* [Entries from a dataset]
• • • • • • •

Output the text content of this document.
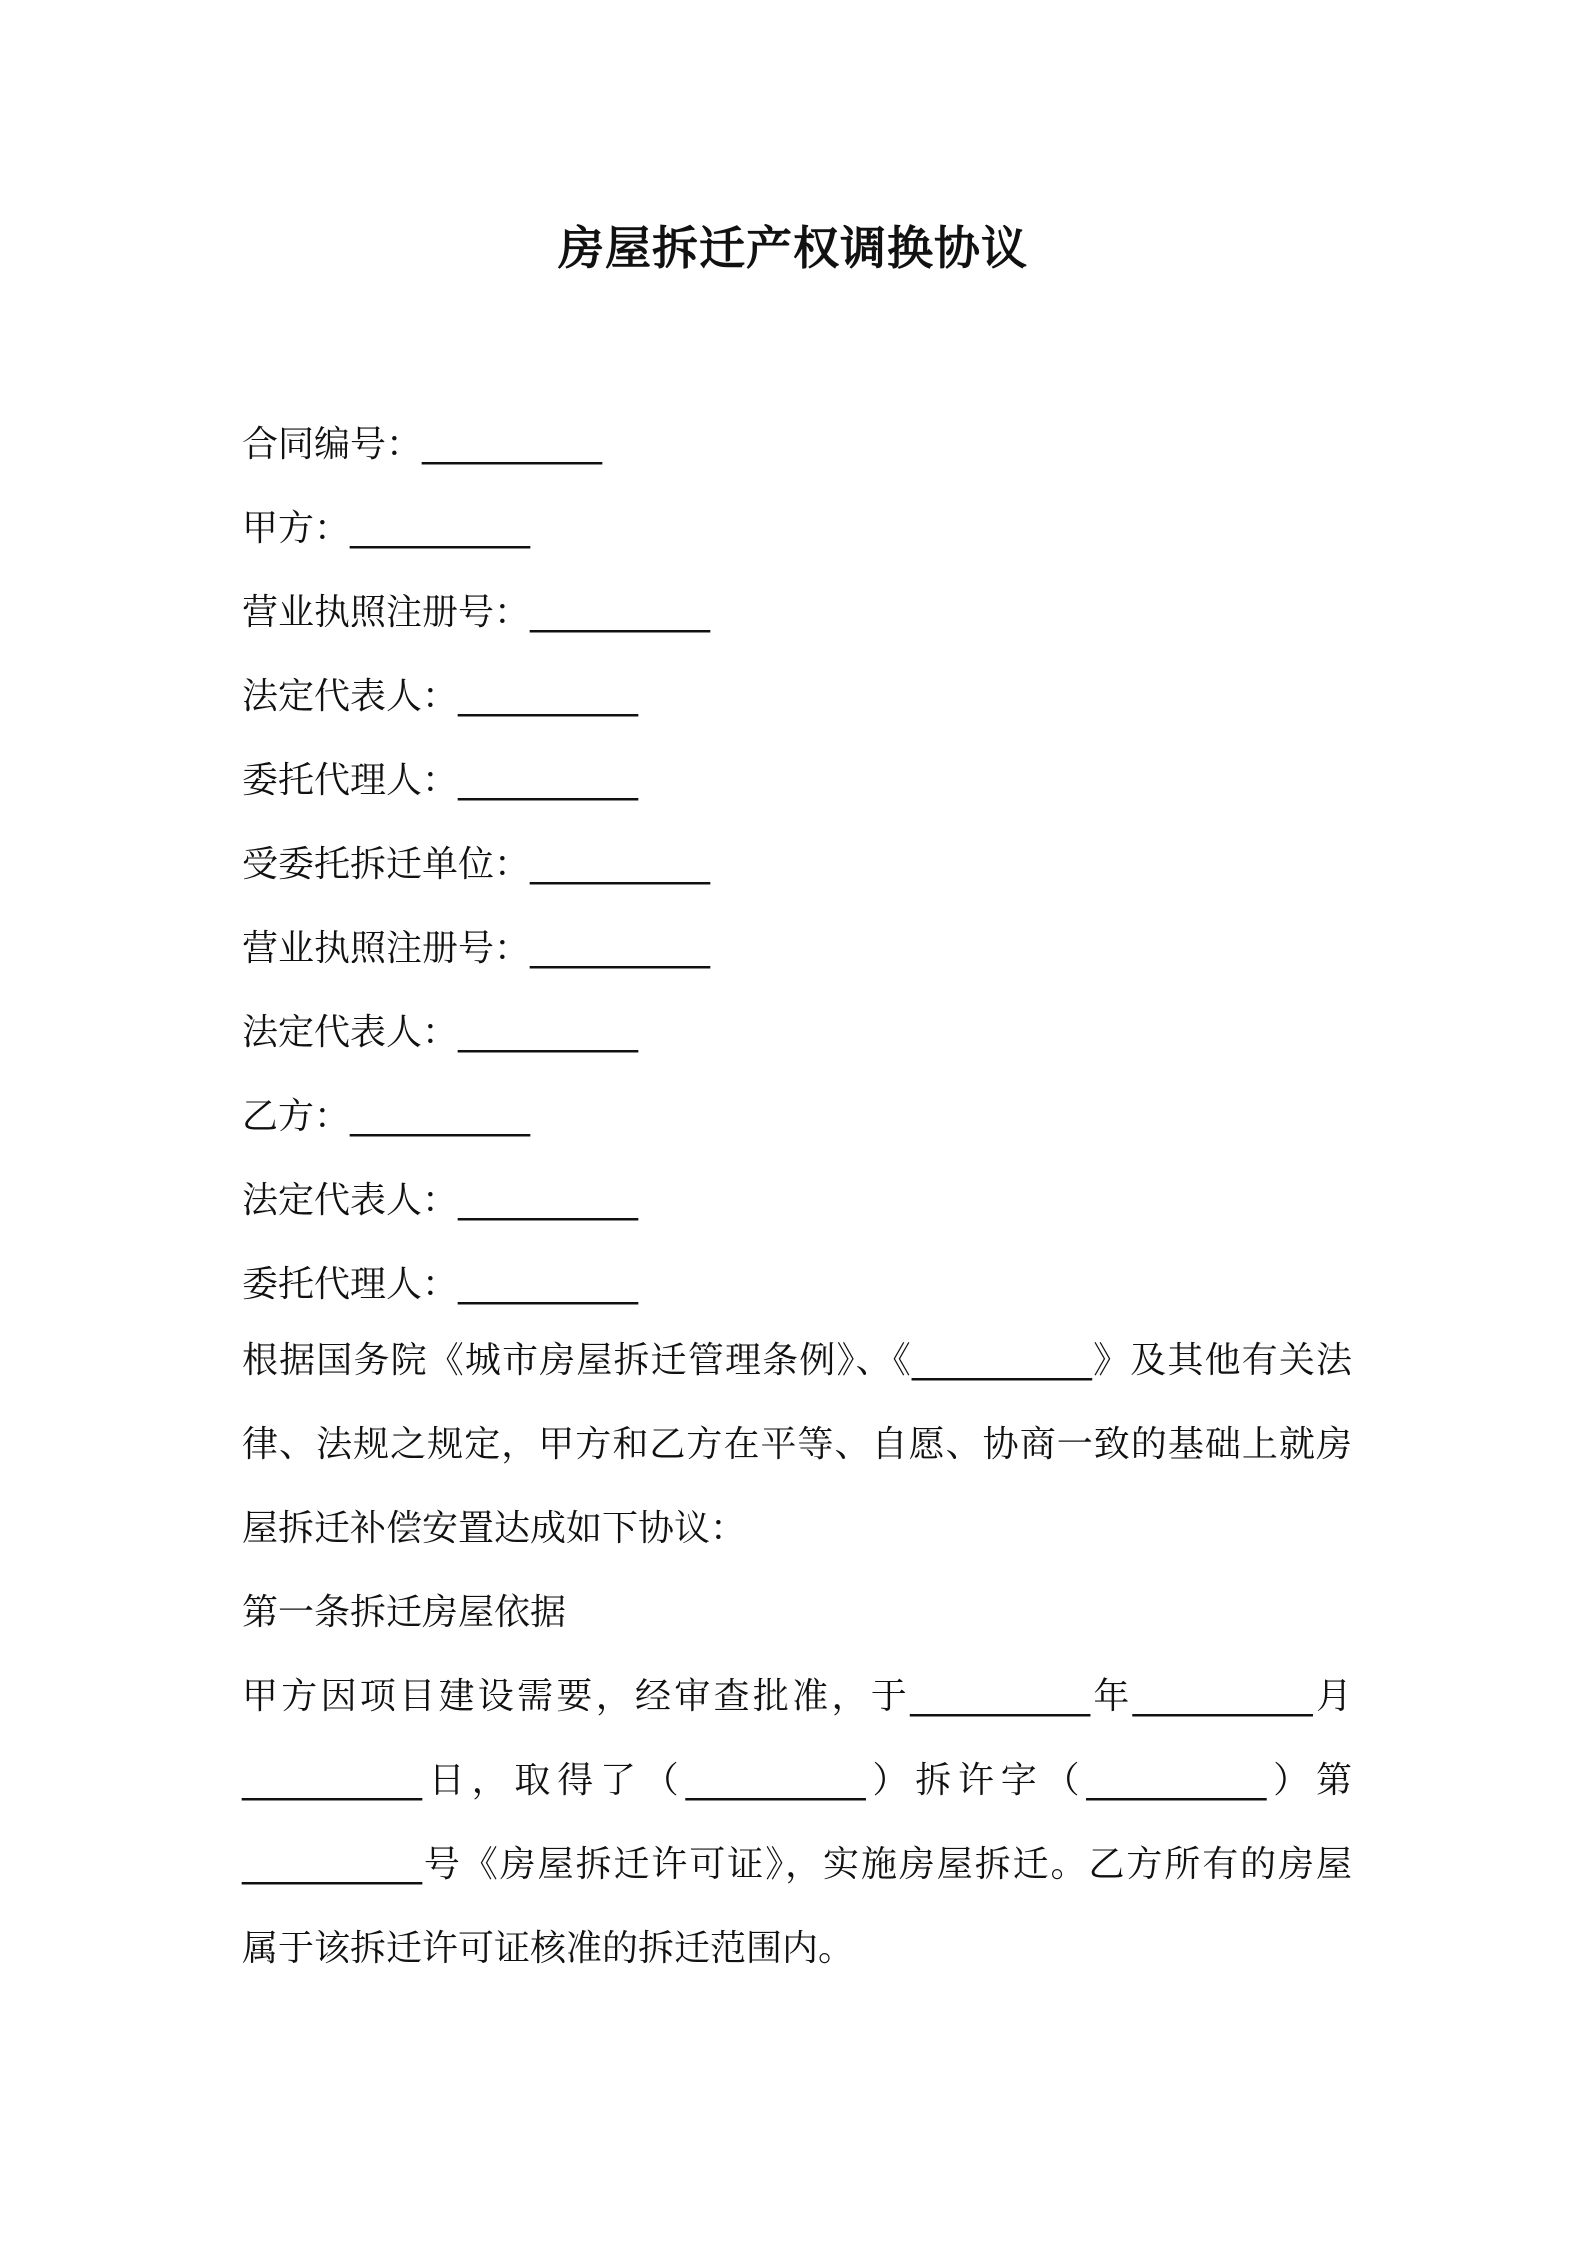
房屋拆迁产权调换协议
合同编号：__________
甲方：__________
营业执照注册号：__________
法定代表人：__________
委托代理人：__________
受委托拆迁单位：__________
营业执照注册号：__________
法定代表人：__________
乙方：__________
法定代表人：__________
委托代理人：__________
根据国务院《城市房屋拆迁管理条例》、《__________》及其他有关法
律、法规之规定，甲方和乙方在平等、自愿、协商一致的基础上就房
屋拆迁补偿安置达成如下协议：
第一条拆迁房屋依据
甲方因项目建设需要，经审查批准，于__________年__________月
__________日，取得了（__________）拆许字（__________）第
__________号《房屋拆迁许可证》，实施房屋拆迁。乙方所有的房屋
属于该拆迁许可证核准的拆迁范围内。
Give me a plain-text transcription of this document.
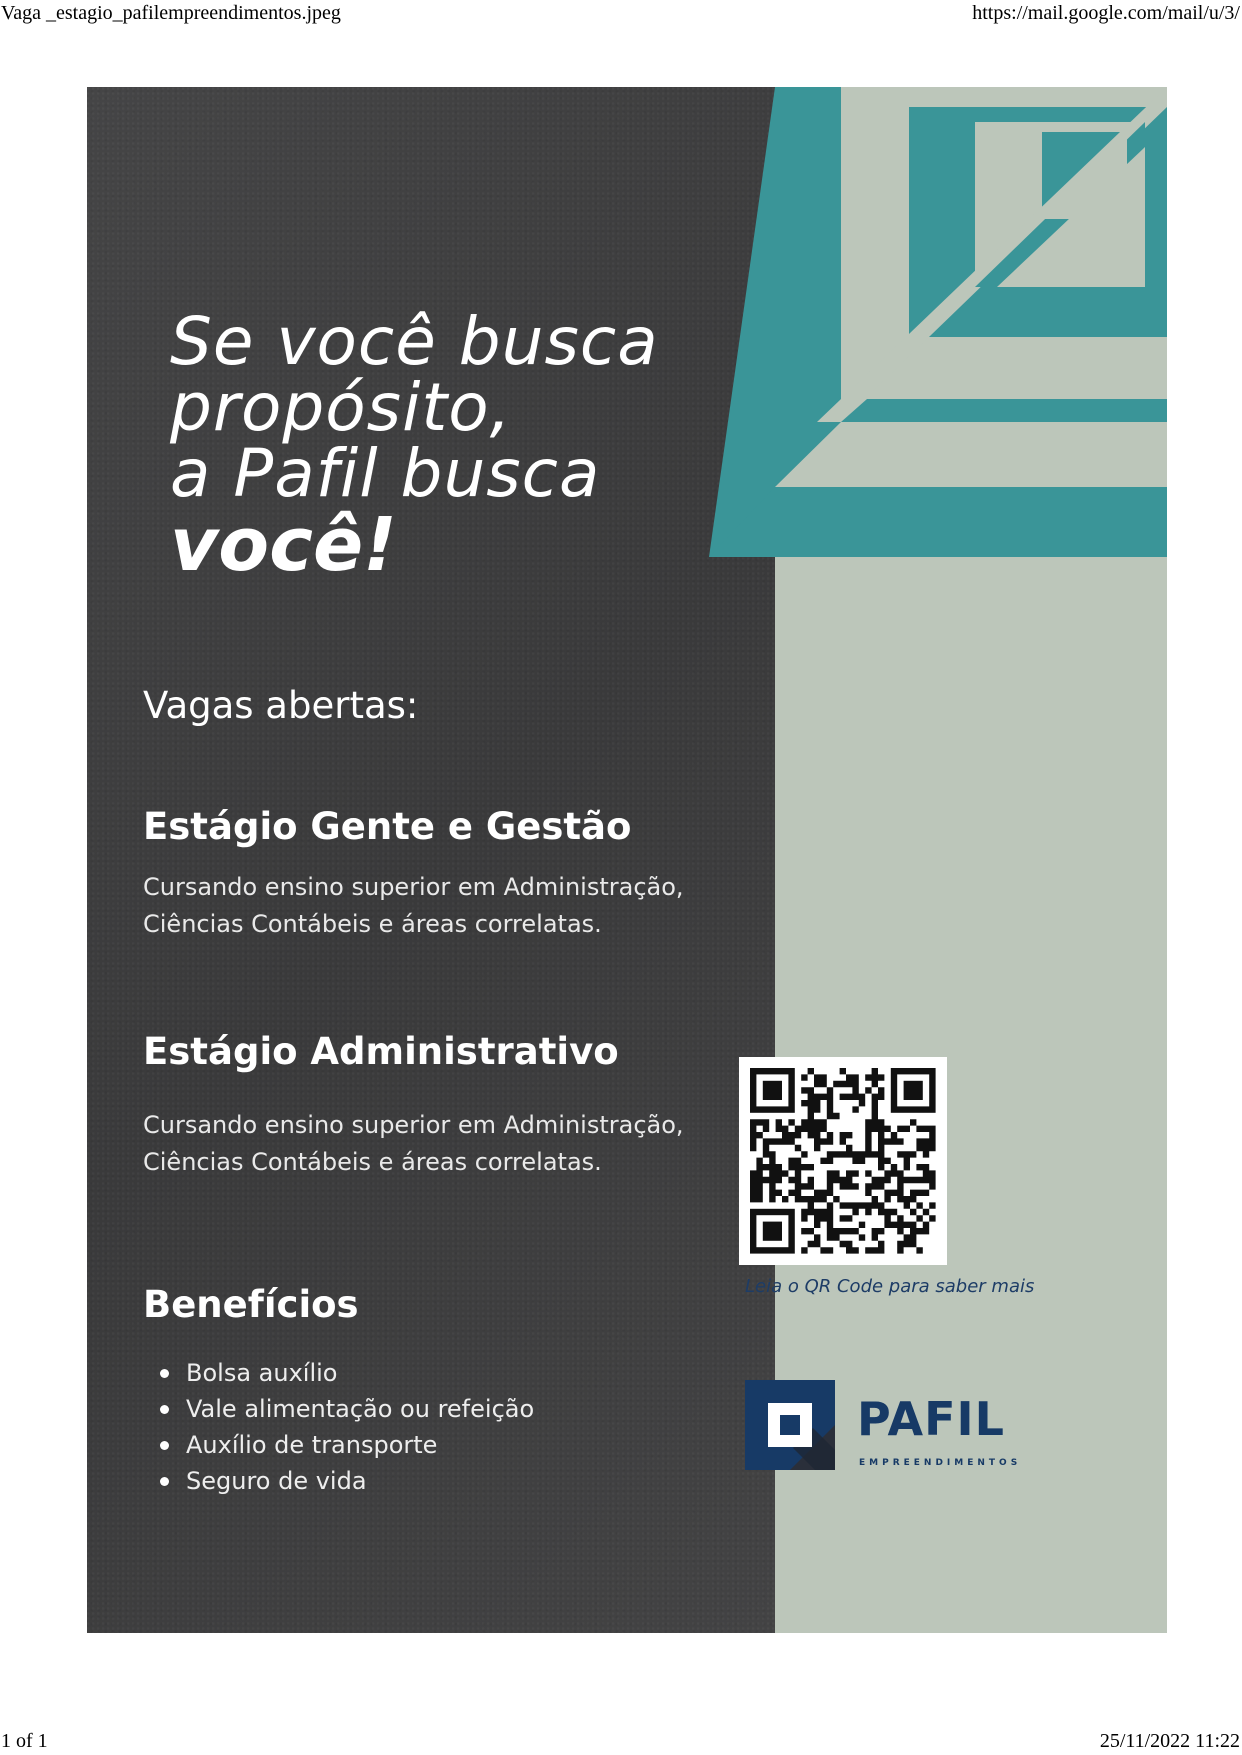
Vaga _estagio_pafilempreendimentos.jpeg	https://mail.google.com/mail/u/3/
Se você busca
propósito,
a Pafil busca
você!
Vagas abertas:
Estágio Gente e Gestão
Cursando ensino superior em Administração,
Ciências Contábeis e áreas correlatas.
Estágio Administrativo
Cursando ensino superior em Administração,
Ciências Contábeis e áreas correlatas.
Benefícios
Bolsa auxílio
Vale alimentação ou refeição
Auxílio de transporte
Seguro de vida
Leia o QR Code para saber mais
PAFIL
EMPREENDIMENTOS
1 of 1	25/11/2022 11:22
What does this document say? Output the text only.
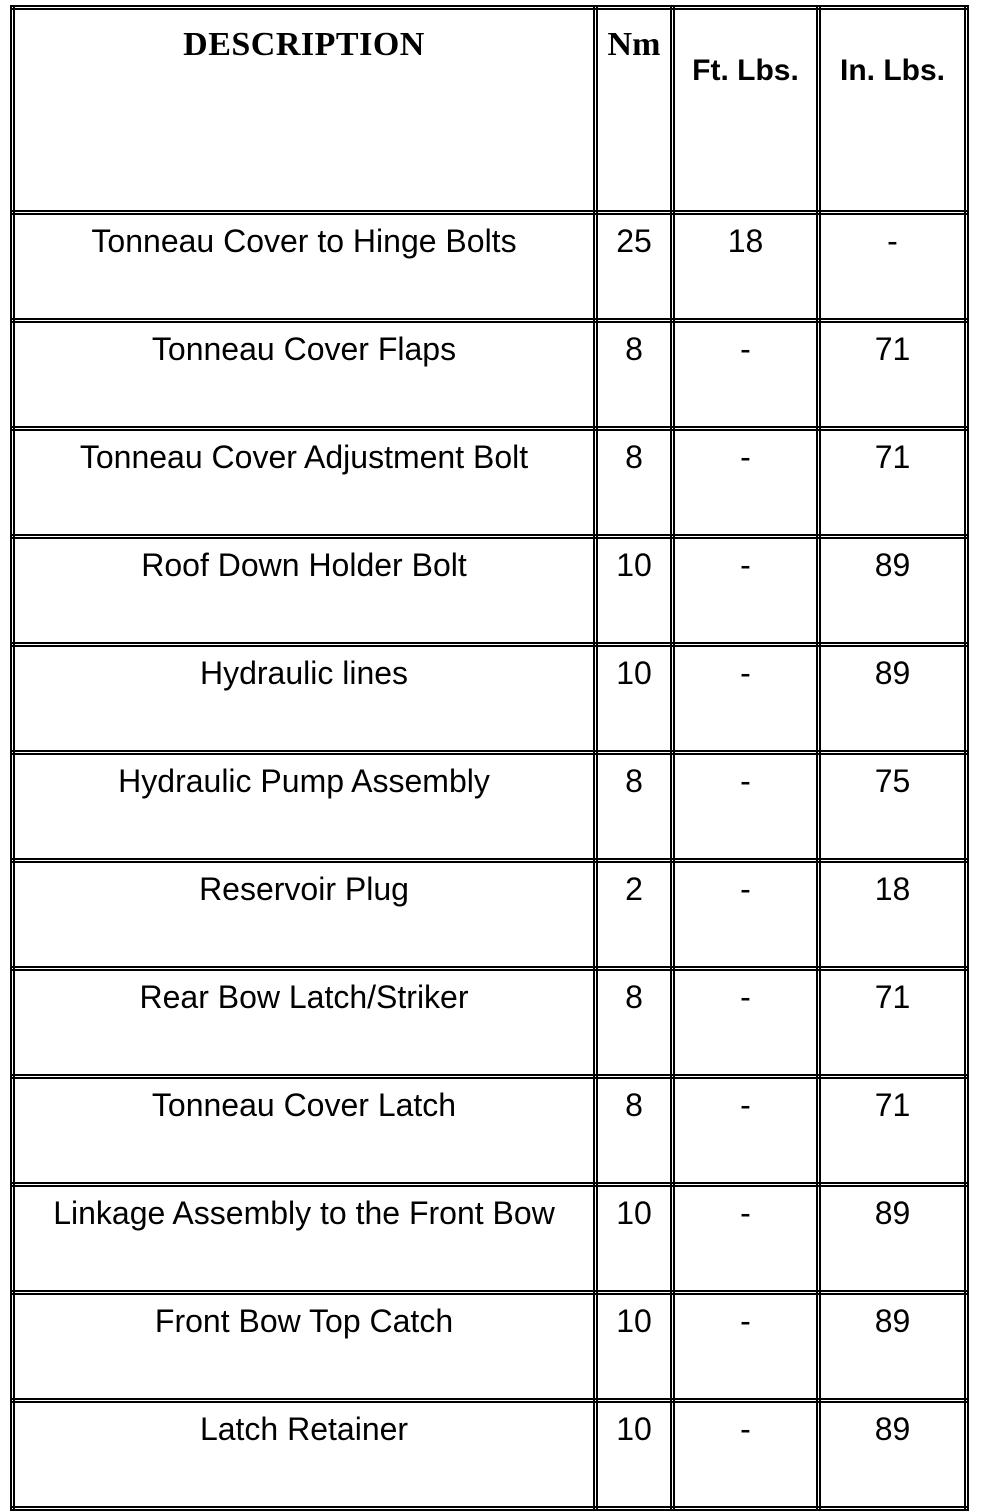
DESCRIPTION	Nm	Ft. Lbs.	In. Lbs.
Tonneau Cover to Hinge Bolts	25	18	-
Tonneau Cover Flaps	8	-	71
Tonneau Cover Adjustment Bolt	8	-	71
Roof Down Holder Bolt	10	-	89
Hydraulic lines	10	-	89
Hydraulic Pump Assembly	8	-	75
Reservoir Plug	2	-	18
Rear Bow Latch/Striker	8	-	71
Tonneau Cover Latch	8	-	71
Linkage Assembly to the Front Bow	10	-	89
Front Bow Top Catch	10	-	89
Latch Retainer	10	-	89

• • • • • • •

* [TASK DIRECTIONS]
Every line above should be returned word for word, with the pictures left behind.

* [WRITTEN ANSWER]
Output the text content of this document.
房屋拆迁产权调换协议
合同编号：__________
甲方：__________
营业执照注册号：__________
法定代表人：__________
委托代理人：__________
受委托拆迁单位：__________
营业执照注册号：__________
法定代表人：__________
乙方：__________
法定代表人：__________
委托代理人：__________
根据国务院《城市房屋拆迁管理条例》、《__________》及其他有关法
律、法规之规定，甲方和乙方在平等、自愿、协商一致的基础上就房
屋拆迁补偿安置达成如下协议：
第一条拆迁房屋依据
甲方因项目建设需要，经审查批准，于__________年__________月
__________日，取得了（__________）拆许字（__________）第
__________号《房屋拆迁许可证》，实施房屋拆迁。乙方所有的房屋
属于该拆迁许可证核准的拆迁范围内。
Give me a plain-text transcription of this document.
Vaga _estagio_pafilempreendimentos.jpeg	https://mail.google.com/mail/u/3/
Se você busca
propósito,
a Pafil busca
você!
Vagas abertas:
Estágio Gente e Gestão
Cursando ensino superior em Administração,
Ciências Contábeis e áreas correlatas.
Estágio Administrativo
Cursando ensino superior em Administração,
Ciências Contábeis e áreas correlatas.
Benefícios
Bolsa auxílio
Vale alimentação ou refeição
Auxílio de transporte
Seguro de vida
Leia o QR Code para saber mais
PAFIL
EMPREENDIMENTOS
1 of 1	25/11/2022 11:22
What does this document say? Output the text only.
DESCRIPTION	Nm	Ft. Lbs.	In. Lbs.
Tonneau Cover to Hinge Bolts	25	18	-
Tonneau Cover Flaps	8	-	71
Tonneau Cover Adjustment Bolt	8	-	71
Roof Down Holder Bolt	10	-	89
Hydraulic lines	10	-	89
Hydraulic Pump Assembly	8	-	75
Reservoir Plug	2	-	18
Rear Bow Latch/Striker	8	-	71
Tonneau Cover Latch	8	-	71
Linkage Assembly to the Front Bow	10	-	89
Front Bow Top Catch	10	-	89
Latch Retainer	10	-	89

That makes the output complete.